### Objetivos
1. No trecho sobre livros, a partir de quando quem escreve diz ter conhecido de fato a vida?
2. Reproduza do trecho sobre livros, sem mudar nada, a parte que vai de "Às vezes, quase" até "conhecidos e desconhecidos.", com essas palavras incluídas.
3. Passe para o inglês esta frase do trecho sobre livros: "Às vezes, quase sempre, um livro é maior que a gente."

Às vezes, quase sempre, um livro é maior que a gente.
Tenho por mim que, caso eu
tivesse vindo ao mundo com a única serventia de ler livros, eu certamente seria
a pessoa mais completa, mais satisfeita e mais feliz de todos os universos
conhecidos e desconhecidos.
Os livros marcam uma
presença tão significativa e preciosa em minha vida que é como se eles sempre e
sempre tivessem feito parte do meu ser. Quando eu olho para trás e vejo que,
tempo houve em que eu passava pelos livros e apenas os mirava como objetos
quaisquer, sem me interessar em conhecer o íntimo de suas matérias e sem me dar
conta de que poderia existir em alguns deles diferentes elementos com os quais
eu pudesse construir a minha vida interior, é como se, vida mesmo, vida intensa
e verdadeiramente compreendida, vida transmudada e repleta de significados e
apontada para um destino, eu só tenha conhecido de fato a partir do instante em
que a leitura, em que o livro, em si, se impôs na minha existência como uma
força, como uma presença e como uma necessidade vital.

### Dados registrados
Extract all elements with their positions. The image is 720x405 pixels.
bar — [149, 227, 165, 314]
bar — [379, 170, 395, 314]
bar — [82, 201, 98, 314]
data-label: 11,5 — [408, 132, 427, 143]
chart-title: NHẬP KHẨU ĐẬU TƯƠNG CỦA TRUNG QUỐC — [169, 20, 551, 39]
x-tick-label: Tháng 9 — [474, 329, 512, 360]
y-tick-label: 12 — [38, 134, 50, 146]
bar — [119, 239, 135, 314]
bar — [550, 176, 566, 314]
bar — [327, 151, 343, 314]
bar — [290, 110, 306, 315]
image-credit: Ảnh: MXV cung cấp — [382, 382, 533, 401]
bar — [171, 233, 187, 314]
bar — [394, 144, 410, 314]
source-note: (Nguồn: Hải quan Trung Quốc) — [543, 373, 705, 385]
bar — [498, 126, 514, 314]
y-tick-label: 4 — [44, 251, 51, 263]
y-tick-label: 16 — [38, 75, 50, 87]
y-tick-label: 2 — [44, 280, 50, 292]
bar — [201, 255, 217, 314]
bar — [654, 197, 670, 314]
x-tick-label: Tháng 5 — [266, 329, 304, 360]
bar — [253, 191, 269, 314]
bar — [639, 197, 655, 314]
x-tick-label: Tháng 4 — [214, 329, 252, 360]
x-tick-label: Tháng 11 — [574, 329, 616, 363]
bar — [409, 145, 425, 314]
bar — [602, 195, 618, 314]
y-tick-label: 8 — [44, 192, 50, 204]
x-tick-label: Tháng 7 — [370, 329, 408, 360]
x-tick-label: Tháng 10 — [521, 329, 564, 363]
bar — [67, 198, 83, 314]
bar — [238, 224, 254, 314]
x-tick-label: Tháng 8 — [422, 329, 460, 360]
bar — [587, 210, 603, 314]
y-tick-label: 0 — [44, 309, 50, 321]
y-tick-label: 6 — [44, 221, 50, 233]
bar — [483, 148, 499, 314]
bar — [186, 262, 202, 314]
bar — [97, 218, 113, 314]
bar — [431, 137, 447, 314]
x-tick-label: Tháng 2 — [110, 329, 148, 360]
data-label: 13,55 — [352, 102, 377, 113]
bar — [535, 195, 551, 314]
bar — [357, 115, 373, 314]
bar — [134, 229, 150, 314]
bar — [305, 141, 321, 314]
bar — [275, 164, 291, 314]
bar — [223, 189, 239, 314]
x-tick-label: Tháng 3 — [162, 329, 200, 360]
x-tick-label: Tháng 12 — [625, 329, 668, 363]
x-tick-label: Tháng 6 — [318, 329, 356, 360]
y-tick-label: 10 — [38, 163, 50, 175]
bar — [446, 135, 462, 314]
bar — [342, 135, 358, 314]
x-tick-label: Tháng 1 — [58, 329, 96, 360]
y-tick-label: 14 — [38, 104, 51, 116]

### Respostas esperadas
1. A partir do instante em que a leitura, o livro, se impôs na sua existência como uma força, como uma presença e como uma necessidade vital.

2.
Às vezes, quase sempre, um livro é maior que a gente.
Tenho por mim que, caso eu
tivesse vindo ao mundo com a única serventia de ler livros, eu certamente seria
a pessoa mais completa, mais satisfeita e mais feliz de todos os universos
conhecidos e desconhecidos.

3. Sometimes, almost always, a book is bigger than us.